## PASSAGE TO READ
════

How to Survive Dental School

August 13, 2018

Hello to all of Bethany's avid readers! Unfortunately, you won't be hearing from her today, I’m Dr Jabir Kazi, and I have just graduated from Newcastle University Dental School.

 

I’m currently on an extended holiday, in which I have travelled and begun socialising and connecting with other dentists from around the world!

 

Initially about a month after my finals I began the Instagram page @dentistsofinsta, where I feature dentists from across the world, learning a bit about their experiences and hopefully bringing people together. it’s amazing how many people have the strangest connections! You should all check out Bethany's feature, its one of the most informative we have had!

 

One thing has led to another and along with a business partner we started a website called www.carioustees.com, we sell some dental joke merchandise and are uploading all the features from Instagram onto the site, this is really interesting as we are beginning to add further content to each persons page, such as videos and longer content that cant fit on the Instagram platform (Check our Dr Sarah Naon's feature page, she is regularly updating us on her progress through her Orthodontics residency!).

 

What is also really exciting is that we are also beginning to build a base of information that can help inform and teach dentists dental students and prospective dentists alike, in a number of areas! 

 

This article will explore the challenges people face when going to university and in particular dental school, and how to go about overcoming them, with real and actionable tips.

 

In my time at university, I was no stranger to a summer resit, so I hope to expose some of the reasons I found that landed me in resits, and how to avoid them.

 

 

 

1. New Environment

 

The real issue for me was adjusting to moving out of a home environment where my duties were relatively simple, work and go to school, sure I could cook but I never had to, sure we had some chores, but if I slacked, someone was there to pick up the slack. 

 

This picture is in stark contrast to the beginnings of life at university, now everything is in your control, you have way more responsibilities in terms of looking after yourself, and managing your own time, there's no such thing as homework or progress tests to keep you in check. You have to work it out for yourself, and things can change quickly from being on top of your work to being massively behind!

 

That's something that I found it took time to adjust to, getting that correct balance is crucial! Work out ahead of time when you will be doing things like laundry or cooking, how long the food will last, know what state your fridge supplies are in, for example, you don't want to be constantly wasting time going to and from the shops when one well-planned shop will do!

════

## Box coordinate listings

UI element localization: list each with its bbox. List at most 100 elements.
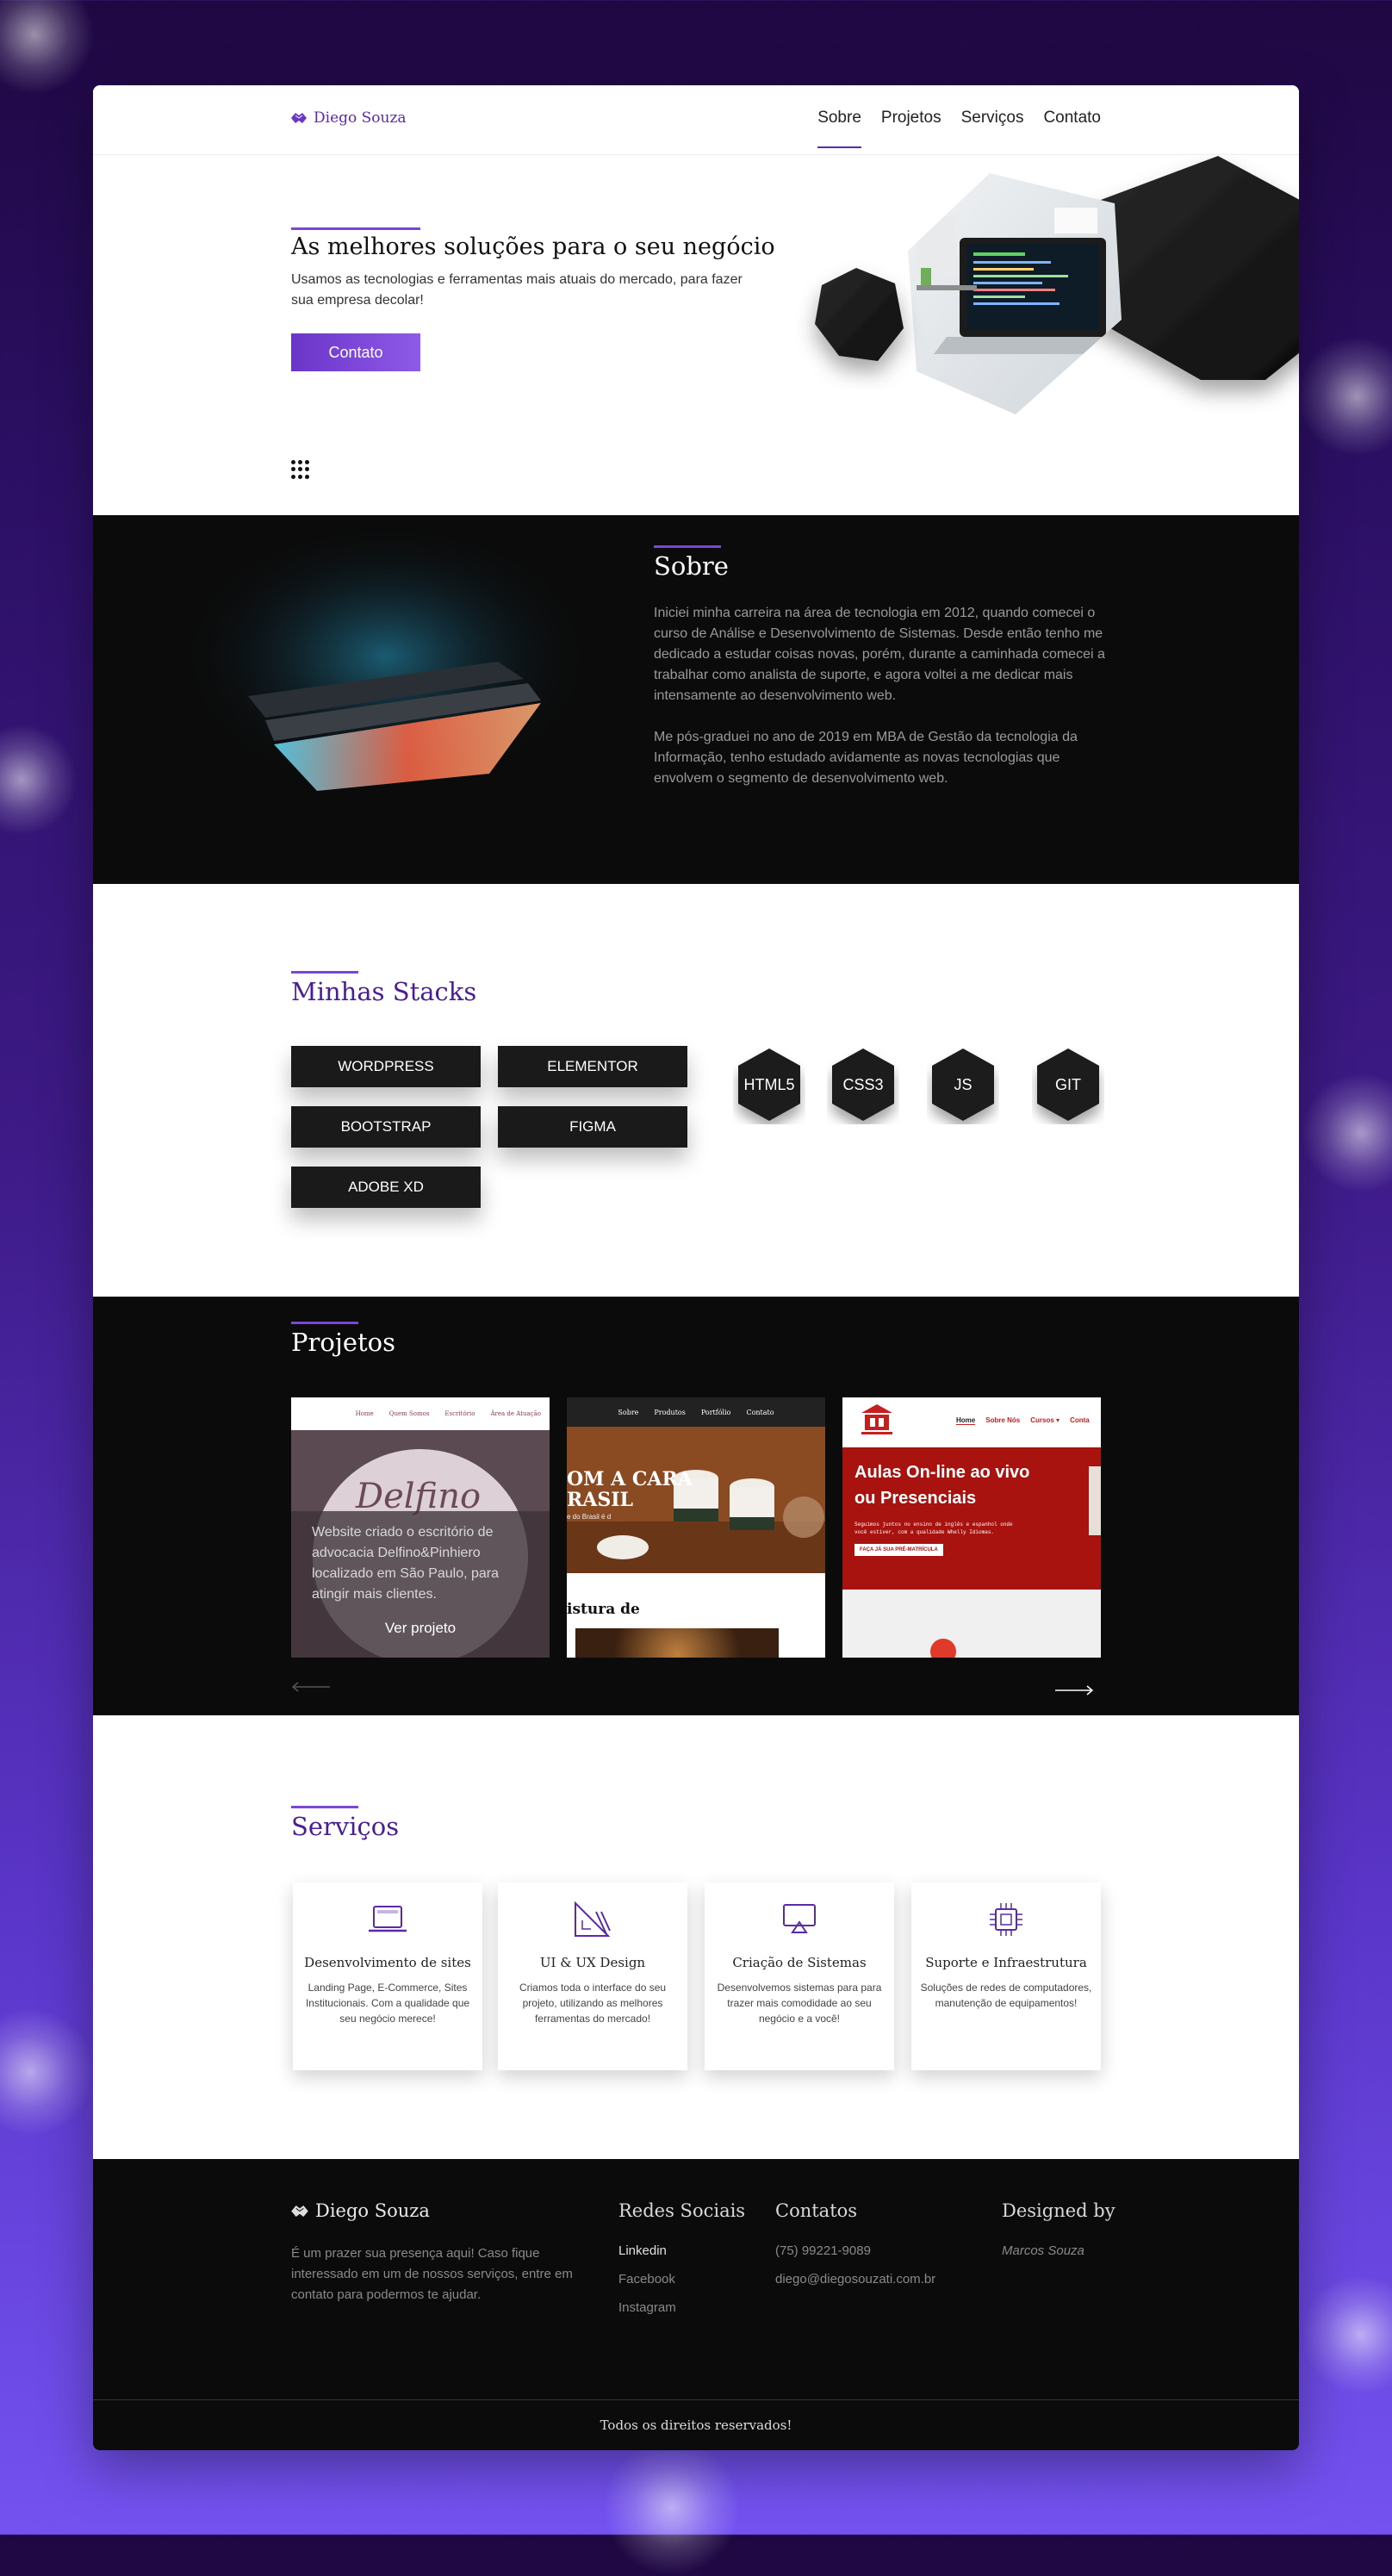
sobre-paragraph: Me pós-graduei no ano de 2019 em MBA de … — [654, 730, 1078, 786]
footer-link-instagram[interactable]: Instagram — [618, 2300, 676, 2315]
projetos-title: Projetos — [291, 1328, 395, 1357]
preview-red-badge — [930, 1639, 956, 1658]
carousel-prev-arrow-icon[interactable] — [291, 1682, 330, 1692]
servicos-accent-line — [291, 1806, 358, 1808]
preview-side-image — [1089, 1466, 1101, 1535]
preview-body: você estiver, com a qualidade Whelly Idi… — [854, 1529, 995, 1535]
project-description: Website criado o escritório de advocacia… — [312, 1525, 500, 1602]
background-glow — [0, 2007, 95, 2137]
preview-nav-item: Sobre — [618, 1408, 639, 1416]
preview-nav-item: Quem Somos — [388, 1410, 430, 1417]
nav-link-servicos[interactable]: Serviços — [961, 109, 1024, 148]
preview-nav-item: Cursos ▾ — [1030, 1416, 1060, 1424]
background-glow — [0, 724, 78, 836]
stacks-accent-line — [291, 971, 358, 974]
background-glow — [1301, 2274, 1392, 2395]
project-preview-nav: Home Quem Somos Escritório Área de Atuaç… — [291, 1397, 550, 1430]
preview-coffee-photo — [575, 1628, 779, 1658]
preview-nav-item: Área de Atuação — [490, 1410, 541, 1417]
monitor-icon — [783, 1904, 816, 1933]
service-name: Desenvolvimento de sites — [304, 1955, 471, 1970]
background-glow — [1296, 336, 1392, 457]
background-glow — [0, 0, 95, 95]
stack-figma: FIGMA — [498, 1106, 687, 1148]
project-card-coffee[interactable]: Sobre Produtos Portfólio Contato OM A CA… — [567, 1397, 825, 1658]
footer-contact-title: Contatos — [775, 2200, 858, 2221]
preview-headline: ou Presenciais — [854, 1489, 977, 1508]
preview-hero-text: RASIL — [567, 1489, 633, 1511]
preview-logo-icon — [861, 1404, 892, 1434]
footer-phone[interactable]: (75) 99221-9089 — [775, 2243, 871, 2258]
laptop-glow-image — [93, 515, 644, 884]
hero-contact-button[interactable]: Contato — [291, 333, 420, 371]
footer-link-facebook[interactable]: Facebook — [618, 2272, 675, 2287]
stack-adobe-xd: ADOBE XD — [291, 1167, 481, 1208]
hex-html5: HTML5 — [733, 1045, 805, 1124]
footer-copyright: Todos os direitos reservados! — [93, 2399, 1299, 2450]
preview-hero-text: OM A CARA — [567, 1468, 693, 1490]
sobre-title: Sobre — [654, 551, 729, 581]
preview-body: Seguimos juntos no ensino de inglês e es… — [854, 1521, 1013, 1528]
stack-elementor: ELEMENTOR — [498, 1046, 687, 1087]
ruler-triangle-icon — [575, 1901, 611, 1937]
nav-link-contato[interactable]: Contato — [1043, 109, 1101, 148]
service-card-web: Desenvolvimento de sites Landing Page, E… — [293, 1882, 482, 2070]
footer-logo[interactable]: Diego Souza — [291, 2200, 430, 2221]
nav-link-projetos[interactable]: Projetos — [881, 109, 941, 148]
sobre-section: Sobre Iniciei minha carreira na área de … — [93, 515, 1299, 884]
service-name: UI & UX Design — [539, 1955, 646, 1970]
logo-icon — [291, 113, 307, 123]
project-card-whelly[interactable]: Home Sobre Nós Cursos ▾ Conta Aulas On-l… — [842, 1397, 1101, 1658]
preview-section-text: istura de — [567, 1601, 640, 1618]
servicos-title: Serviços — [291, 1812, 400, 1841]
service-description: Criamos toda o interface do seu projeto,… — [519, 1982, 667, 2025]
preview-nav-item: Portfólio — [700, 1408, 731, 1416]
view-project-link[interactable]: Ver projeto — [291, 1620, 550, 1637]
hexagon-photo — [908, 173, 1122, 414]
service-card-support: Suporte e Infraestrutura Soluções de red… — [911, 1882, 1101, 2070]
hex-label: CSS3 — [842, 1075, 884, 1093]
footer-email[interactable]: diego@diegosouzati.com.br — [775, 2272, 935, 2287]
projetos-accent-line — [291, 1322, 358, 1324]
service-card-systems: Criação de Sistemas Desenvolvemos sistem… — [705, 1882, 894, 2070]
hex-label: JS — [954, 1075, 973, 1093]
footer-designed-title: Designed by — [1002, 2200, 1115, 2221]
chip-icon — [990, 1903, 1022, 1936]
service-description: Soluções de redes de computadores, manut… — [920, 1982, 1092, 2009]
project-preview-nav: Sobre Produtos Portfólio Contato — [567, 1397, 825, 1427]
stack-wordpress: WORDPRESS — [291, 1046, 481, 1087]
preview-cta-button: FAÇA JÁ SUA PRÉ-MATRÍCULA — [854, 1544, 943, 1556]
laptop-icon — [369, 1906, 407, 1932]
preview-nav-item: Contato — [746, 1408, 774, 1416]
footer-link-linkedin[interactable]: Linkedin — [618, 2243, 667, 2258]
background-glow — [603, 2438, 741, 2576]
footer-brand-name: Diego Souza — [315, 2200, 430, 2221]
stacks-title: Minhas Stacks — [291, 977, 477, 1006]
carousel-next-arrow-icon[interactable] — [1055, 1685, 1094, 1696]
logo-text: Diego Souza — [314, 109, 407, 127]
hero-title: As melhores soluções para o seu negócio — [291, 233, 775, 260]
hexagon-small — [815, 268, 904, 361]
preview-nav-item: Produtos — [654, 1408, 686, 1416]
footer-designer[interactable]: Marcos Souza — [1002, 2243, 1084, 2258]
logo[interactable]: Diego Souza — [291, 109, 407, 127]
project-card-delfino[interactable]: Home Quem Somos Escritório Área de Atuaç… — [291, 1397, 550, 1658]
hex-label: HTML5 — [743, 1075, 795, 1093]
hero-hexagon-illustration — [815, 156, 1299, 414]
preview-nav-item: Escritório — [444, 1410, 475, 1417]
nav-link-sobre[interactable]: Sobre — [817, 109, 861, 148]
hex-git: GIT — [1032, 1045, 1104, 1124]
project-preview-nav: Home Sobre Nós Cursos ▾ Conta — [842, 1397, 1101, 1447]
footer-social-title: Redes Sociais — [618, 2200, 746, 2221]
service-description: Landing Page, E-Commerce, Sites Instituc… — [305, 1982, 470, 2025]
service-description: Desenvolvemos sistemas para para trazer … — [717, 1982, 882, 2025]
preview-hero-caption: e do Brasil é d — [567, 1513, 612, 1521]
hex-label: GIT — [1055, 1075, 1081, 1093]
preview-nav-item: Conta — [1070, 1416, 1090, 1424]
sobre-accent-line — [654, 545, 721, 548]
preview-hero-banner: Aulas On-line ao vivo ou Presenciais Seg… — [842, 1447, 1101, 1590]
preview-headline: Aulas On-line ao vivo — [854, 1463, 1030, 1482]
grid-dots-icon[interactable] — [291, 460, 310, 479]
footer-text: É um prazer sua presença aqui! Caso fiqu… — [291, 2246, 573, 2302]
stack-bootstrap: BOOTSTRAP — [291, 1106, 481, 1148]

════

## PROBLEM DETAILS
Reproduce verbatim the stretch of the article on surviving dental school from "Hello to all" through "University Dental School.".

## SOLUTION FOR THIS TASK
Hello to all of Bethany's avid readers! Unfortunately, you won't be hearing from her today, I’m Dr Jabir Kazi, and I have just graduated from Newcastle University Dental School.